Rows from a figure dataset
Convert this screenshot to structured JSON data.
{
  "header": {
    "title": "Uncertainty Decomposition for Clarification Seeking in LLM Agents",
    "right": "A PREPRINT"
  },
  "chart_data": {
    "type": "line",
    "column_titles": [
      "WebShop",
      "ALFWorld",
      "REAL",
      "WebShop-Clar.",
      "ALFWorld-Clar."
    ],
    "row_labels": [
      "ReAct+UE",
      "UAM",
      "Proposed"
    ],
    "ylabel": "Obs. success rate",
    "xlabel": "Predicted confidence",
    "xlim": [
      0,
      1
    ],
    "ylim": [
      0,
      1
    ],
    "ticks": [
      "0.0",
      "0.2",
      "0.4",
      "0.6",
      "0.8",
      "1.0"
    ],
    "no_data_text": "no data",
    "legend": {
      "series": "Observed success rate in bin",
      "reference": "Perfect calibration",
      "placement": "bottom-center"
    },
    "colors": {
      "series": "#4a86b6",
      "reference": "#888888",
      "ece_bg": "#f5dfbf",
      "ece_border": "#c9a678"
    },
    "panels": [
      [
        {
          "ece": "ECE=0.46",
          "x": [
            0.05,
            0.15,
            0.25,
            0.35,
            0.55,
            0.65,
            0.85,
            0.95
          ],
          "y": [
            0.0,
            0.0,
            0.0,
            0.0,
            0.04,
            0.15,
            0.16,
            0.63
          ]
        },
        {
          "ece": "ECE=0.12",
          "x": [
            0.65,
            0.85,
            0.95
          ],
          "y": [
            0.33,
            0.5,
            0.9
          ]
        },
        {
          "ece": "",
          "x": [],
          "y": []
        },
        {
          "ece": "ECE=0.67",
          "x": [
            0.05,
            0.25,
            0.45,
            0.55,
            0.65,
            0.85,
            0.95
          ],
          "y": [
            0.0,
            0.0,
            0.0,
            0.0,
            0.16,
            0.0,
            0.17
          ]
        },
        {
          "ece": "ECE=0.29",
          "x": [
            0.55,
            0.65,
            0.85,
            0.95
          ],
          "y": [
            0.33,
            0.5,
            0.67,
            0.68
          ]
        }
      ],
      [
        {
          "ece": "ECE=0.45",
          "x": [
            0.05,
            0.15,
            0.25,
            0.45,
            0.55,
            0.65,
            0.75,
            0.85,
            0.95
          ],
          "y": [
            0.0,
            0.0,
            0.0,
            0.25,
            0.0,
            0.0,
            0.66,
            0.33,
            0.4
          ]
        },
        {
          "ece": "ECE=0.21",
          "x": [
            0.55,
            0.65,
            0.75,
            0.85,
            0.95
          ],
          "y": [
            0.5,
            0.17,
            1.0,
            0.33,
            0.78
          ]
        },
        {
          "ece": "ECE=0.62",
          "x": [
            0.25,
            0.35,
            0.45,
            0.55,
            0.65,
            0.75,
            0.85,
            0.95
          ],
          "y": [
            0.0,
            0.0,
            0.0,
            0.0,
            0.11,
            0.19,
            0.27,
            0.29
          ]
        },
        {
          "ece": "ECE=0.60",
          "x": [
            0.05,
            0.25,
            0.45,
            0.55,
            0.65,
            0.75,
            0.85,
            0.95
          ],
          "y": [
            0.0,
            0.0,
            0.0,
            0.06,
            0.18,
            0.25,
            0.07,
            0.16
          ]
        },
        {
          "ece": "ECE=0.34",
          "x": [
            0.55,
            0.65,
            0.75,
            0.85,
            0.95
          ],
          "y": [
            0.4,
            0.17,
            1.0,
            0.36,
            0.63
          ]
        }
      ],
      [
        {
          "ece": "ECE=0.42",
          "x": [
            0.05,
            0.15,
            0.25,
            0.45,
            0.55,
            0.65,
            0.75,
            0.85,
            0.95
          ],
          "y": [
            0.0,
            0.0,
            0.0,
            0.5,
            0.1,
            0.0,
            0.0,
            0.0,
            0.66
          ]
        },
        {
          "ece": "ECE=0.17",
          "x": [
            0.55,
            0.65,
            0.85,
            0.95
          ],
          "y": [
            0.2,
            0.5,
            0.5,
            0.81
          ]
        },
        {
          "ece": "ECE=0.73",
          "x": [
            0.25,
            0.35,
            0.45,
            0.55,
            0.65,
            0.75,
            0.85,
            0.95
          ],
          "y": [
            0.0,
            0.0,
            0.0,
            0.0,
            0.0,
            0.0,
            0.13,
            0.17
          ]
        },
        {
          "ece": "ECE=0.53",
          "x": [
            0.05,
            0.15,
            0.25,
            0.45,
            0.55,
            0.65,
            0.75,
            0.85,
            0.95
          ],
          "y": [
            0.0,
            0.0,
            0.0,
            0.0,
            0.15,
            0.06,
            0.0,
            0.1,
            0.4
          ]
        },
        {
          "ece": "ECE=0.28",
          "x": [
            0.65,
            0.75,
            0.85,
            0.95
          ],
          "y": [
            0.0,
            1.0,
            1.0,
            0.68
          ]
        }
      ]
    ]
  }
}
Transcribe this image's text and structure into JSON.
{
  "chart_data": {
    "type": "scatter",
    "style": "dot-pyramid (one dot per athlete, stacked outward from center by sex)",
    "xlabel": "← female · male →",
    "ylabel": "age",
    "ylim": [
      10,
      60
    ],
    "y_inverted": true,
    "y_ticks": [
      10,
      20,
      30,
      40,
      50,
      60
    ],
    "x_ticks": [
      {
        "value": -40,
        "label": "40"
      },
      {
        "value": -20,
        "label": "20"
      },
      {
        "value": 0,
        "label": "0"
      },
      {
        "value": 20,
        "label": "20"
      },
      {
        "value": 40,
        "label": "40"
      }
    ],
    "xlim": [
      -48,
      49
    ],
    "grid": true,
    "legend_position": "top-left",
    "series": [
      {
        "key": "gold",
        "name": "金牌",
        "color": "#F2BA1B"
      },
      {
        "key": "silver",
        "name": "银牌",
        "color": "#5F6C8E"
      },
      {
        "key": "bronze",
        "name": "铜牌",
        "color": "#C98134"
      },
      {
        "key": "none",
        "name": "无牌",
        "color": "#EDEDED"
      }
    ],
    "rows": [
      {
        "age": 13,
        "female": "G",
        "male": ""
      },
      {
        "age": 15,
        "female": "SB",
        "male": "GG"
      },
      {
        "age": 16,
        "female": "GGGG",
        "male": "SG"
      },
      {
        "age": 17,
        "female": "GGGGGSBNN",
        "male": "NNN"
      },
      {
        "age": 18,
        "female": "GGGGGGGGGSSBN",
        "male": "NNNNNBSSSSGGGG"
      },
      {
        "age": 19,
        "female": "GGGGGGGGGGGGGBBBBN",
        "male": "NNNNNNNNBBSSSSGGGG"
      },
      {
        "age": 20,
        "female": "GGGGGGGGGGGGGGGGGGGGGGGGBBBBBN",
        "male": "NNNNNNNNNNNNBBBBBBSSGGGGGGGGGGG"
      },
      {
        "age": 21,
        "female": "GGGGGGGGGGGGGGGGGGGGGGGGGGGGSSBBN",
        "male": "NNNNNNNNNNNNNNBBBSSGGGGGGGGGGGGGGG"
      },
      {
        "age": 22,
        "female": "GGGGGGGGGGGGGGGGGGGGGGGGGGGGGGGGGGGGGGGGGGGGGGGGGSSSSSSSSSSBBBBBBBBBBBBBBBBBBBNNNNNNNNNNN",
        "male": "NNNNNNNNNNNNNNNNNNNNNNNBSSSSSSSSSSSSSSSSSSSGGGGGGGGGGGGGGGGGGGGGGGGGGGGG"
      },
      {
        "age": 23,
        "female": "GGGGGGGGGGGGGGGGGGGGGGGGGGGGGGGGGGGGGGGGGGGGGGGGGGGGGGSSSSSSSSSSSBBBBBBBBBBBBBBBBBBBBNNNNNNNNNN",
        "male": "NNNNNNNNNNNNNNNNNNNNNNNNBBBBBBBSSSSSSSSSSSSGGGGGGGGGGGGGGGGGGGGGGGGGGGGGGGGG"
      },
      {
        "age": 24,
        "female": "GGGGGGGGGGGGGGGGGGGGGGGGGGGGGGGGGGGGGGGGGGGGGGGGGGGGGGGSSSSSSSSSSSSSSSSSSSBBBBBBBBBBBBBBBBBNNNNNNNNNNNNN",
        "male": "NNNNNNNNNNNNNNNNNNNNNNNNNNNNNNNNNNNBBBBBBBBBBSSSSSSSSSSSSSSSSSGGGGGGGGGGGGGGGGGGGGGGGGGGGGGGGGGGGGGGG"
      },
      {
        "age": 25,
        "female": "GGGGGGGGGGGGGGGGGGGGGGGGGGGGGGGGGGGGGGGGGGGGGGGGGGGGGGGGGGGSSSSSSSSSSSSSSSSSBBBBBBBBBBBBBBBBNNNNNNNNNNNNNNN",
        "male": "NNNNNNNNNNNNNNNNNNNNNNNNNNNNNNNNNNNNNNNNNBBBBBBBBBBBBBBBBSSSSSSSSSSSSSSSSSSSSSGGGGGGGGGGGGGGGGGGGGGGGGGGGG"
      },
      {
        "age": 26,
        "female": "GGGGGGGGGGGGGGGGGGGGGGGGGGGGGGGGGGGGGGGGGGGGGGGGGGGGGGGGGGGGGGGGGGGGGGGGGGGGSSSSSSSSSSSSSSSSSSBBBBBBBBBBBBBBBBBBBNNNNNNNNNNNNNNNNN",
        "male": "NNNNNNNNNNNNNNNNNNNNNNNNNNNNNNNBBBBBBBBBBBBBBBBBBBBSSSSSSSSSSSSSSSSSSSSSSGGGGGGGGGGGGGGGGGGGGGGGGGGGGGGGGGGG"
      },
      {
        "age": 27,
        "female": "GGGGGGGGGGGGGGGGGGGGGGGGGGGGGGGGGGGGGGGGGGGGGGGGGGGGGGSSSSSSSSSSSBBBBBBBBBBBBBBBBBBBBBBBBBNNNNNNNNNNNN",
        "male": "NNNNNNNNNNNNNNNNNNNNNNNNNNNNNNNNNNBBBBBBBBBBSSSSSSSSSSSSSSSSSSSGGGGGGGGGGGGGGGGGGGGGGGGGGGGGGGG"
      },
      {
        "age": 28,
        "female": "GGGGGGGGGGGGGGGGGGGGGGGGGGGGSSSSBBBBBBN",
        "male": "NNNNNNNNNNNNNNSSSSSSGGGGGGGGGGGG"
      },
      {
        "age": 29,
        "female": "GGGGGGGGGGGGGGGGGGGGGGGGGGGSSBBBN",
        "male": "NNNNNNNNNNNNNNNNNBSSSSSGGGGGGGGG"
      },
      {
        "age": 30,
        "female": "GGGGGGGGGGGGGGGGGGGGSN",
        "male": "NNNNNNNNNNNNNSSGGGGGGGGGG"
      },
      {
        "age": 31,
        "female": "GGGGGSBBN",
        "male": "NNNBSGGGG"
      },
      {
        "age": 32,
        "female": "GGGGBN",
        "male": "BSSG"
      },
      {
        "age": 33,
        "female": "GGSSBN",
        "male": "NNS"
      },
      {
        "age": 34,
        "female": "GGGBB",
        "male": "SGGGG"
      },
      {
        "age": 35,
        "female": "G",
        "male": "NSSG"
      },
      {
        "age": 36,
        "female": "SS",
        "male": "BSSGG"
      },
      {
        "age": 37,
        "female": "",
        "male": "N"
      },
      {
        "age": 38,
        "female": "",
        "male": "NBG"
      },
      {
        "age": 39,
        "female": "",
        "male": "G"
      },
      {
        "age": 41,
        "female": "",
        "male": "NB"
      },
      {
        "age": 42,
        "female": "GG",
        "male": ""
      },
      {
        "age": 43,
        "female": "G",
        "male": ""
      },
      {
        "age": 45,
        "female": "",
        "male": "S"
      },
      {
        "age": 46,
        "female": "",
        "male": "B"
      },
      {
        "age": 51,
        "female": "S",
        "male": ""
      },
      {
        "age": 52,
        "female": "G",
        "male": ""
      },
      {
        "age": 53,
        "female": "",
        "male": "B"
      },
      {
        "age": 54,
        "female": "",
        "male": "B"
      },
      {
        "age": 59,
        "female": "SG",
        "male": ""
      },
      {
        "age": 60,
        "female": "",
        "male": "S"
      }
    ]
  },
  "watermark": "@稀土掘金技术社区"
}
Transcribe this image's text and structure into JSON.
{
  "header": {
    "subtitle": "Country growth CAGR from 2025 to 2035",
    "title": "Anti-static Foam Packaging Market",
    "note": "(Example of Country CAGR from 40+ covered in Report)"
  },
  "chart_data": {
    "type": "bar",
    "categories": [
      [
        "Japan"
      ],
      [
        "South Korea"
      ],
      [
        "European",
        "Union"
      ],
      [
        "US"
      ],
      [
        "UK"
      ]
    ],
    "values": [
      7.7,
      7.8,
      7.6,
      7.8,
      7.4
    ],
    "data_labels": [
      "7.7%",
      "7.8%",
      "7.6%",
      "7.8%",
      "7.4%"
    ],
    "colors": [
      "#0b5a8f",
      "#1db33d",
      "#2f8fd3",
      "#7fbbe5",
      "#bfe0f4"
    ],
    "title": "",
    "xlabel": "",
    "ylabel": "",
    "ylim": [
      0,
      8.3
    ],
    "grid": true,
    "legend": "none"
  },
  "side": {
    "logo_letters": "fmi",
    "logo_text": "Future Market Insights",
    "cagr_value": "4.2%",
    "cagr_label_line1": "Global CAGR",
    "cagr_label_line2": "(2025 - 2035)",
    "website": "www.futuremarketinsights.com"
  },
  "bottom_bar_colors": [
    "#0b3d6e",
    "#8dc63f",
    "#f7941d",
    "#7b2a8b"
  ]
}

_Stated problem_
Copy out each line of the records where the string "ylabel" appears.

_Response below_
    "ylabel": "Obs. success rate",
    "ylabel": "age",
    "ylabel": "",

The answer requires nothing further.